__Problem description__. Images excluded, repeat each entry below exactly.

__Data records__.
....

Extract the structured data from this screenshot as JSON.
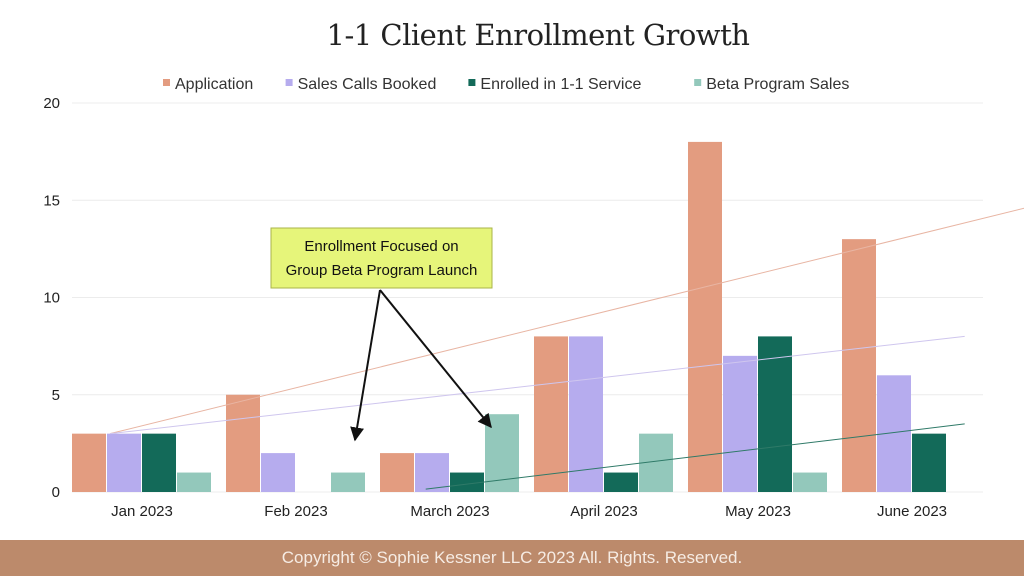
{
  "chart_data": {
    "type": "bar",
    "title": "1-1 Client Enrollment Growth",
    "xlabel": "",
    "ylabel": "",
    "ylim": [
      0,
      20
    ],
    "yticks": [
      0,
      5,
      10,
      15,
      20
    ],
    "grid": true,
    "legend_position": "top",
    "categories": [
      "Jan 2023",
      "Feb 2023",
      "March 2023",
      "April 2023",
      "May 2023",
      "June 2023"
    ],
    "series": [
      {
        "name": "Application",
        "color": "#e39c80",
        "values": [
          3,
          5,
          2,
          8,
          18,
          13
        ]
      },
      {
        "name": "Sales Calls Booked",
        "color": "#b6acee",
        "values": [
          3,
          2,
          2,
          8,
          7,
          6
        ]
      },
      {
        "name": "Enrolled in 1-1 Service",
        "color": "#136a59",
        "values": [
          3,
          0,
          1,
          1,
          8,
          3
        ]
      },
      {
        "name": "Beta Program Sales",
        "color": "#93c8bb",
        "values": [
          1,
          1,
          4,
          3,
          1,
          0
        ]
      }
    ],
    "trendlines": [
      {
        "series": "Application",
        "color": "#e8b5a3",
        "from": [
          0,
          3
        ],
        "to": [
          6.3,
          15.3
        ]
      },
      {
        "series": "Sales Calls Booked",
        "color": "#cfc6ee",
        "from": [
          0,
          3
        ],
        "to": [
          5.55,
          8
        ]
      },
      {
        "series": "Enrolled in 1-1 Service",
        "color": "#2f7a68",
        "from": [
          2.05,
          0.15
        ],
        "to": [
          5.55,
          3.5
        ]
      }
    ],
    "annotation": {
      "lines": [
        "Enrollment Focused on",
        "Group Beta Program Launch"
      ],
      "background": "#e6f57a"
    }
  },
  "footer": {
    "text": "Copyright © Sophie Kessner LLC 2023 All. Rights. Reserved.",
    "background": "#bc8a6b"
  }
}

....

__Exercise output__.
Extract the structured data from this screenshot as JSON.
{
  "chart_data": {
    "type": "bar",
    "title": "1-1 Client Enrollment Growth",
    "xlabel": "",
    "ylabel": "",
    "ylim": [
      0,
      20
    ],
    "yticks": [
      0,
      5,
      10,
      15,
      20
    ],
    "grid": true,
    "legend_position": "top",
    "categories": [
      "Jan 2023",
      "Feb 2023",
      "March 2023",
      "April 2023",
      "May 2023",
      "June 2023"
    ],
    "series": [
      {
        "name": "Application",
        "color": "#e39c80",
        "values": [
          3,
          5,
          2,
          8,
          18,
          13
        ]
      },
      {
        "name": "Sales Calls Booked",
        "color": "#b6acee",
        "values": [
          3,
          2,
          2,
          8,
          7,
          6
        ]
      },
      {
        "name": "Enrolled in 1-1 Service",
        "color": "#136a59",
        "values": [
          3,
          0,
          1,
          1,
          8,
          3
        ]
      },
      {
        "name": "Beta Program Sales",
        "color": "#93c8bb",
        "values": [
          1,
          1,
          4,
          3,
          1,
          0
        ]
      }
    ],
    "trendlines": [
      {
        "series": "Application",
        "color": "#e8b5a3",
        "from": [
          0,
          3
        ],
        "to": [
          6.3,
          15.3
        ]
      },
      {
        "series": "Sales Calls Booked",
        "color": "#cfc6ee",
        "from": [
          0,
          3
        ],
        "to": [
          5.55,
          8
        ]
      },
      {
        "series": "Enrolled in 1-1 Service",
        "color": "#2f7a68",
        "from": [
          2.05,
          0.15
        ],
        "to": [
          5.55,
          3.5
        ]
      }
    ],
    "annotation": {
      "lines": [
        "Enrollment Focused on",
        "Group Beta Program Launch"
      ],
      "background": "#e6f57a"
    }
  },
  "footer": {
    "text": "Copyright © Sophie Kessner LLC 2023 All. Rights. Reserved.",
    "background": "#bc8a6b"
  }
}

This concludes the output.